Objective — All of the data should be output character for character, except the pictures.

Recorded information —
>>>

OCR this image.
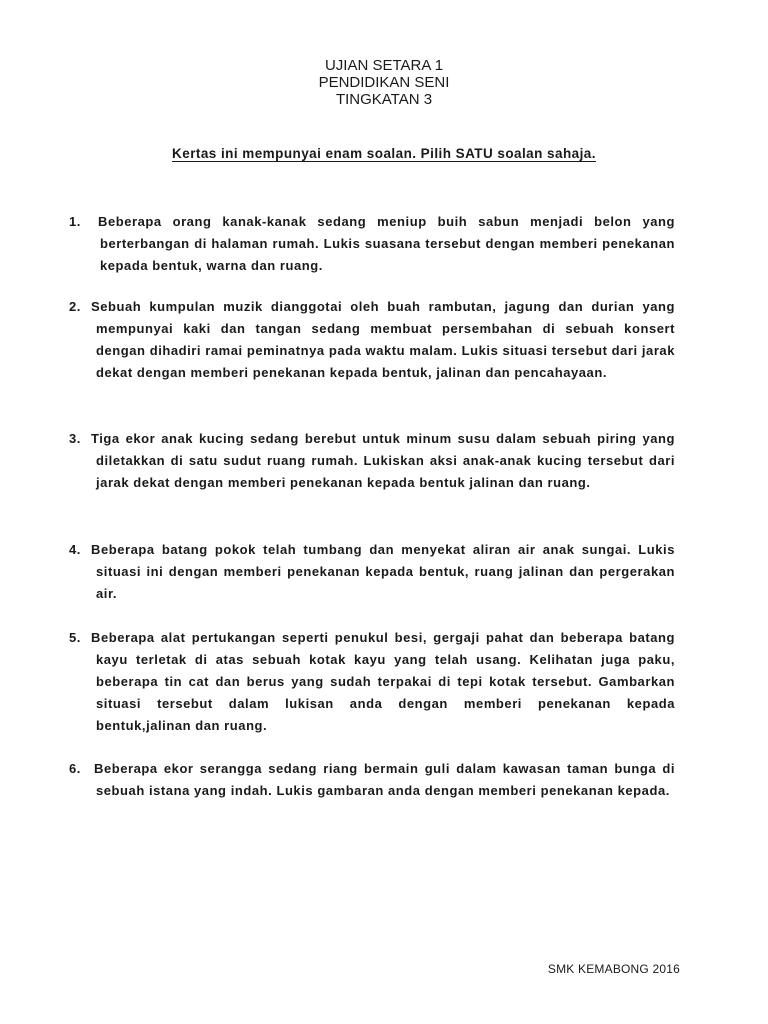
UJIAN SETARA 1
PENDIDIKAN SENI
TINGKATAN 3
Kertas ini mempunyai enam soalan. Pilih SATU soalan sahaja.
1.	Beberapa orang kanak-kanak sedang meniup buih sabun menjadi belon yang berterbangan di halaman rumah. Lukis suasana tersebut dengan memberi penekanan kepada bentuk, warna dan ruang.
2. Sebuah kumpulan muzik dianggotai oleh buah rambutan, jagung dan durian yang mempunyai kaki dan tangan sedang membuat persembahan di sebuah konsert dengan dihadiri ramai peminatnya pada waktu malam. Lukis situasi tersebut dari jarak dekat dengan memberi penekanan kepada bentuk, jalinan dan pencahayaan.
3. Tiga ekor anak kucing sedang berebut untuk minum susu dalam sebuah piring yang diletakkan di satu sudut ruang rumah. Lukiskan aksi anak-anak kucing tersebut dari jarak dekat dengan memberi penekanan kepada bentuk jalinan dan ruang.
4. Beberapa batang pokok telah tumbang dan menyekat aliran air anak sungai. Lukis situasi ini dengan memberi penekanan kepada bentuk, ruang jalinan dan pergerakan air.
5. Beberapa alat pertukangan seperti penukul besi, gergaji pahat dan beberapa batang kayu terletak di atas sebuah kotak kayu yang telah usang. Kelihatan juga paku, beberapa tin cat dan berus yang sudah terpakai di tepi kotak tersebut. Gambarkan situasi tersebut dalam lukisan anda dengan memberi penekanan kepada bentuk,jalinan dan ruang.
6.	Beberapa ekor serangga sedang riang bermain guli dalam kawasan taman bunga di sebuah istana yang indah. Lukis gambaran anda dengan memberi penekanan kepada.
SMK KEMABONG 2016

<<<

Problem solution —
OCR this image.
UJIAN SETARA 1
PENDIDIKAN SENI
TINGKATAN 3
Kertas ini mempunyai enam soalan. Pilih SATU soalan sahaja.
1.	Beberapa orang kanak-kanak sedang meniup buih sabun menjadi belon yang berterbangan di halaman rumah. Lukis suasana tersebut dengan memberi penekanan kepada bentuk, warna dan ruang.
2. Sebuah kumpulan muzik dianggotai oleh buah rambutan, jagung dan durian yang mempunyai kaki dan tangan sedang membuat persembahan di sebuah konsert dengan dihadiri ramai peminatnya pada waktu malam. Lukis situasi tersebut dari jarak dekat dengan memberi penekanan kepada bentuk, jalinan dan pencahayaan.
3. Tiga ekor anak kucing sedang berebut untuk minum susu dalam sebuah piring yang diletakkan di satu sudut ruang rumah. Lukiskan aksi anak-anak kucing tersebut dari jarak dekat dengan memberi penekanan kepada bentuk jalinan dan ruang.
4. Beberapa batang pokok telah tumbang dan menyekat aliran air anak sungai. Lukis situasi ini dengan memberi penekanan kepada bentuk, ruang jalinan dan pergerakan air.
5. Beberapa alat pertukangan seperti penukul besi, gergaji pahat dan beberapa batang kayu terletak di atas sebuah kotak kayu yang telah usang. Kelihatan juga paku, beberapa tin cat dan berus yang sudah terpakai di tepi kotak tersebut. Gambarkan situasi tersebut dalam lukisan anda dengan memberi penekanan kepada bentuk,jalinan dan ruang.
6.	Beberapa ekor serangga sedang riang bermain guli dalam kawasan taman bunga di sebuah istana yang indah. Lukis gambaran anda dengan memberi penekanan kepada.
SMK KEMABONG 2016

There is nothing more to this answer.